- PROBLEM STATEMENT: Read through the records below and copy each line that uses the word "queue".

------------------------------------------------------------------------

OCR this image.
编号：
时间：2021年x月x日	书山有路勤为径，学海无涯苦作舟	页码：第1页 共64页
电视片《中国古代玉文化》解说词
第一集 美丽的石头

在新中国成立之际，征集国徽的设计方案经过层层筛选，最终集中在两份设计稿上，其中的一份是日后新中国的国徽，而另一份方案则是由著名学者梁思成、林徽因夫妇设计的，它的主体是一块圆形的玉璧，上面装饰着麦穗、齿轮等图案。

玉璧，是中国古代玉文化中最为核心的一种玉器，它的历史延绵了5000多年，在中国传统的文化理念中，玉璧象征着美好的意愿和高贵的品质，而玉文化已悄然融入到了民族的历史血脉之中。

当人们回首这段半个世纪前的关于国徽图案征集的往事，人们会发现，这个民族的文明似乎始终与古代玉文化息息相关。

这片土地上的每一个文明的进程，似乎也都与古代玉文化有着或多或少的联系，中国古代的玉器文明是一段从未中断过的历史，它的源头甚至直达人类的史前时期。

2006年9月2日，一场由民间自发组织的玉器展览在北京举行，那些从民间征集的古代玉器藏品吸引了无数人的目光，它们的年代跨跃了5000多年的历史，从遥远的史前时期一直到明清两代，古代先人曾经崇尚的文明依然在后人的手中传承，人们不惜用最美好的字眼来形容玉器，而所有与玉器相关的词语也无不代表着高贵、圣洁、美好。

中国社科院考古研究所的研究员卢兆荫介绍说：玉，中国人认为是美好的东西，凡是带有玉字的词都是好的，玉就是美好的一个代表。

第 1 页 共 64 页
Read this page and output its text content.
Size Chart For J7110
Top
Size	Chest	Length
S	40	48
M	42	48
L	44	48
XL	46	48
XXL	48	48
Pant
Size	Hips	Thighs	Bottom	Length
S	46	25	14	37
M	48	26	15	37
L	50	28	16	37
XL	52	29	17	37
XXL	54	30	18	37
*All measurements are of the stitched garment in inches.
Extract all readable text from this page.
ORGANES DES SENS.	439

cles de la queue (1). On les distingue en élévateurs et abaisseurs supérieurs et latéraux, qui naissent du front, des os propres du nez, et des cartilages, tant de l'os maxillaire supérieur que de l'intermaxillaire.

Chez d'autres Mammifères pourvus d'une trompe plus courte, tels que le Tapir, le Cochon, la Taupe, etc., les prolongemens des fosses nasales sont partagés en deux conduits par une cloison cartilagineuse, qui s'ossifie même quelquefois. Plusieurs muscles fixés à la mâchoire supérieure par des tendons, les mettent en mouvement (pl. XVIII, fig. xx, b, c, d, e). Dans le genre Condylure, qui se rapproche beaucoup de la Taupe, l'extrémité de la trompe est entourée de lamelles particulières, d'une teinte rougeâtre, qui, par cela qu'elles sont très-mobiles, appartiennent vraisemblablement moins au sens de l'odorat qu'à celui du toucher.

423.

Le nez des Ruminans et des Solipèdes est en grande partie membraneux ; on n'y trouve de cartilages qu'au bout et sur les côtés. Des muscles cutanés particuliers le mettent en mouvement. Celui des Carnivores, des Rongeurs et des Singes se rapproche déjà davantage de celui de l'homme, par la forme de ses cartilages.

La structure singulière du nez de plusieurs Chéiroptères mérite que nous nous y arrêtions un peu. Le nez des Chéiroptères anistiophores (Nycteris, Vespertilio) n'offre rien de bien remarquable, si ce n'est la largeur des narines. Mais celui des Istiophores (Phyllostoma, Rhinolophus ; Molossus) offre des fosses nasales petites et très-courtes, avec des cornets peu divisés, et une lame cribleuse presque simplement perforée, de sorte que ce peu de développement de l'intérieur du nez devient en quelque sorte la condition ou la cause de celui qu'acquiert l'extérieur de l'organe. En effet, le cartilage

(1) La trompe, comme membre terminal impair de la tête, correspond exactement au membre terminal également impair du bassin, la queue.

------------------------------------------------------------------------

- WRITTEN RESPONSE:
cles de la queue (1). On les distingue en élévateurs et abaisseurs supérieurs et latéraux, qui naissent du front, des os propres du nez, et des cartilages, tant de l'os maxillaire supérieur que de l'intermaxillaire.
(1) La trompe, comme membre terminal impair de la tête, correspond exactement au membre terminal également impair du bassin, la queue.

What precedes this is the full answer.